- _THE EXERCISE_
Write out all the entries word for word and omit any pictures.
————
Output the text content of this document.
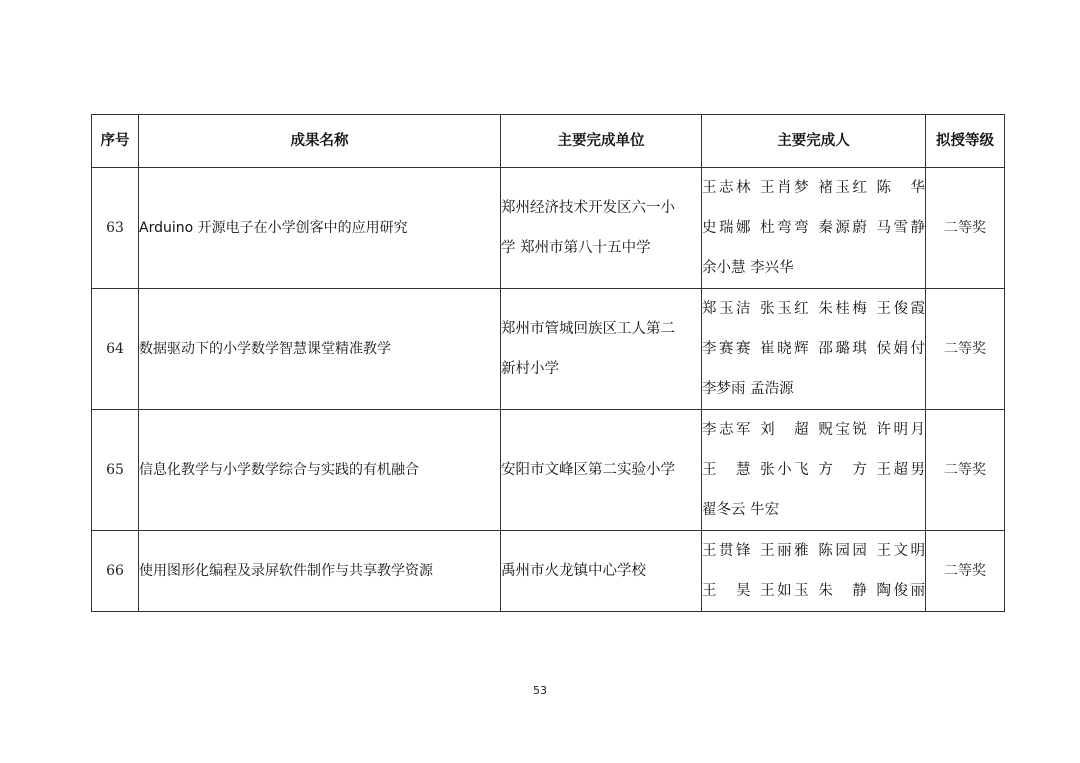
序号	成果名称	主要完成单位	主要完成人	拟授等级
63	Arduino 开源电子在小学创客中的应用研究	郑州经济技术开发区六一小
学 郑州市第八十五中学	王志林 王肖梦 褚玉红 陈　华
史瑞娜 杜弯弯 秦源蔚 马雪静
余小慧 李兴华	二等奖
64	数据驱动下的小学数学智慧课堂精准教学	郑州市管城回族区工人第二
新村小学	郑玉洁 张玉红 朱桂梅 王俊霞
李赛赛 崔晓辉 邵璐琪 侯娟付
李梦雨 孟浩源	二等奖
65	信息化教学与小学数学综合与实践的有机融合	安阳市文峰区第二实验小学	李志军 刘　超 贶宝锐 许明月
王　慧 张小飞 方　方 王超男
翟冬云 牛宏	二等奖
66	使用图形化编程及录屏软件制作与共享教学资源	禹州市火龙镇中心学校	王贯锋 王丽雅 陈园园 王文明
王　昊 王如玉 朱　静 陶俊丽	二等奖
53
————
- _SOLUTION TO THIS PROBLEM_
Output the text content of this document.
序号	成果名称	主要完成单位	主要完成人	拟授等级
63	Arduino 开源电子在小学创客中的应用研究	郑州经济技术开发区六一小
学 郑州市第八十五中学	王志林 王肖梦 褚玉红 陈　华
史瑞娜 杜弯弯 秦源蔚 马雪静
余小慧 李兴华	二等奖
64	数据驱动下的小学数学智慧课堂精准教学	郑州市管城回族区工人第二
新村小学	郑玉洁 张玉红 朱桂梅 王俊霞
李赛赛 崔晓辉 邵璐琪 侯娟付
李梦雨 孟浩源	二等奖
65	信息化教学与小学数学综合与实践的有机融合	安阳市文峰区第二实验小学	李志军 刘　超 贶宝锐 许明月
王　慧 张小飞 方　方 王超男
翟冬云 牛宏	二等奖
66	使用图形化编程及录屏软件制作与共享教学资源	禹州市火龙镇中心学校	王贯锋 王丽雅 陈园园 王文明
王　昊 王如玉 朱　静 陶俊丽	二等奖
53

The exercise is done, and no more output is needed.